• CHALLENGE:
Search the records for the word "graafbereik" and report each line that has it.

━━━ RECORDS FOR THE TASK

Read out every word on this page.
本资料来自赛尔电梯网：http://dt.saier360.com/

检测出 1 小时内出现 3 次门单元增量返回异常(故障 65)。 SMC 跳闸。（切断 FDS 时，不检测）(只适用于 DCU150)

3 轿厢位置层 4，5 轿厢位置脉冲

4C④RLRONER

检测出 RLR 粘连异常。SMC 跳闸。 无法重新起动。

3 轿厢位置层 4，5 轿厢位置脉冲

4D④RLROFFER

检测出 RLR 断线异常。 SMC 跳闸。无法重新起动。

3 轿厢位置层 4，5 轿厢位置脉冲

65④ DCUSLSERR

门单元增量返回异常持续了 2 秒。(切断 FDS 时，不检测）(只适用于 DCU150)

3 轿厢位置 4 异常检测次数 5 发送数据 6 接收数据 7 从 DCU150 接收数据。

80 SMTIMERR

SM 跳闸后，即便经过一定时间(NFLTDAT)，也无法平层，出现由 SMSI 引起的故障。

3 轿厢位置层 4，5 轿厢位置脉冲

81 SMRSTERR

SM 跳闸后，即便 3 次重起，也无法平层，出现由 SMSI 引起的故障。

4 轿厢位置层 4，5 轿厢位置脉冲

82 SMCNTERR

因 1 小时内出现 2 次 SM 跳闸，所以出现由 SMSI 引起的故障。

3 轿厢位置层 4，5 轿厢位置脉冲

━━━━━━
━━━ RECORDS FOR THE TASK

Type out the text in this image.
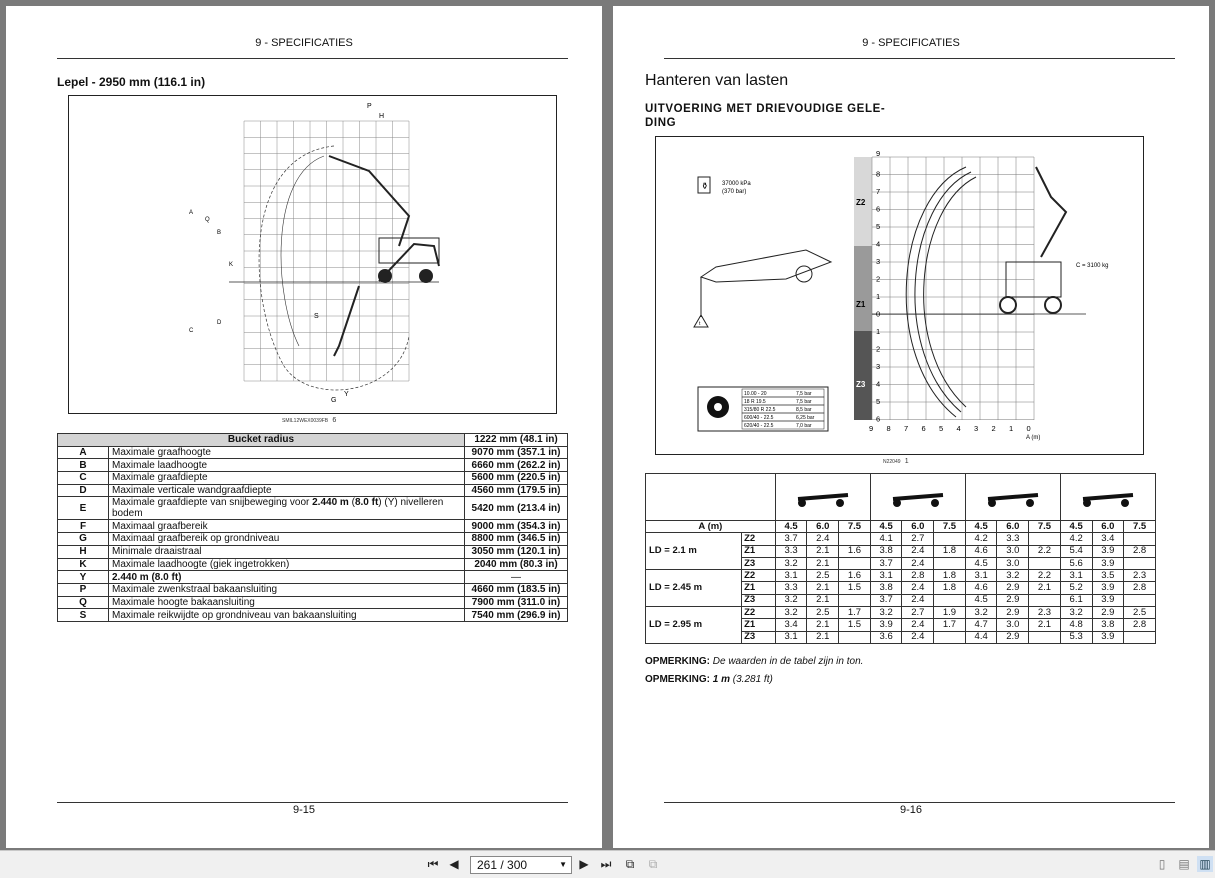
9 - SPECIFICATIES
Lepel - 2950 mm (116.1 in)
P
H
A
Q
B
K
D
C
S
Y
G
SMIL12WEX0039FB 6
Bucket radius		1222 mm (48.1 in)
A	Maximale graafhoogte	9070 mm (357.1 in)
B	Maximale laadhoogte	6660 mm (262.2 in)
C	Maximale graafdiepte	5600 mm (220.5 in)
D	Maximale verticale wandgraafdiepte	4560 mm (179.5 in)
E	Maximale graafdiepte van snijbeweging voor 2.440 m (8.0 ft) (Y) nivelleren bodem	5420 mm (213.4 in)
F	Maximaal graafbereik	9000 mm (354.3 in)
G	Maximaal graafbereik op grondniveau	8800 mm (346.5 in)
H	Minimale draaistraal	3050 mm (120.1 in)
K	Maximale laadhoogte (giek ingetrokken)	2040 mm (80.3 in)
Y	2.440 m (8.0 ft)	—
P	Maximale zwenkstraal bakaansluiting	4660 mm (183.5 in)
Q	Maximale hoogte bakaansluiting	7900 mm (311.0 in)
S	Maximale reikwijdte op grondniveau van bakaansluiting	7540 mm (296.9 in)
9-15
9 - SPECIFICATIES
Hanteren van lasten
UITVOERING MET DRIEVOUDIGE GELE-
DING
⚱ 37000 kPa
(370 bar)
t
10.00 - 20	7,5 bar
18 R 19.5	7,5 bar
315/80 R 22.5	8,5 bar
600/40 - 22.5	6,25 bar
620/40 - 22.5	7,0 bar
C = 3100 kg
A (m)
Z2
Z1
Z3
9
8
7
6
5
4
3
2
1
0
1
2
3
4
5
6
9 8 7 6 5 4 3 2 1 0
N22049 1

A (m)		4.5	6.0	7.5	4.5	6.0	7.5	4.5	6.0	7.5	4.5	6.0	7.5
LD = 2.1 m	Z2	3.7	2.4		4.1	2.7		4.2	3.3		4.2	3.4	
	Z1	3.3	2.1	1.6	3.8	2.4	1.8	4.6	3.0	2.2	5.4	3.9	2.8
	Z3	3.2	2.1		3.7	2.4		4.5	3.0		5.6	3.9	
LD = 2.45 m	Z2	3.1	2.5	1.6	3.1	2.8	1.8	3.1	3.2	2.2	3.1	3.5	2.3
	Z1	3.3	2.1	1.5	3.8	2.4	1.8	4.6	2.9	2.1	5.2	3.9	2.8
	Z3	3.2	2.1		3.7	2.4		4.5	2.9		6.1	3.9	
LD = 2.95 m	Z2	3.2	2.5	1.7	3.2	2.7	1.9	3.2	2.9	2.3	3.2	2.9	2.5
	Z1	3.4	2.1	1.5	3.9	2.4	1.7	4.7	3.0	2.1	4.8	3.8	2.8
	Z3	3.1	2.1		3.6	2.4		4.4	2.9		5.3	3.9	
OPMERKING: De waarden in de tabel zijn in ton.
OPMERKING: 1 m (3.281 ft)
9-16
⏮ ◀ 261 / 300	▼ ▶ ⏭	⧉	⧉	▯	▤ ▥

━━━━━━

• OUTPUT OF THE EXERCISE:
F	Maximaal graafbereik	9000 mm (354.3 in)
G	Maximaal graafbereik op grondniveau	8800 mm (346.5 in)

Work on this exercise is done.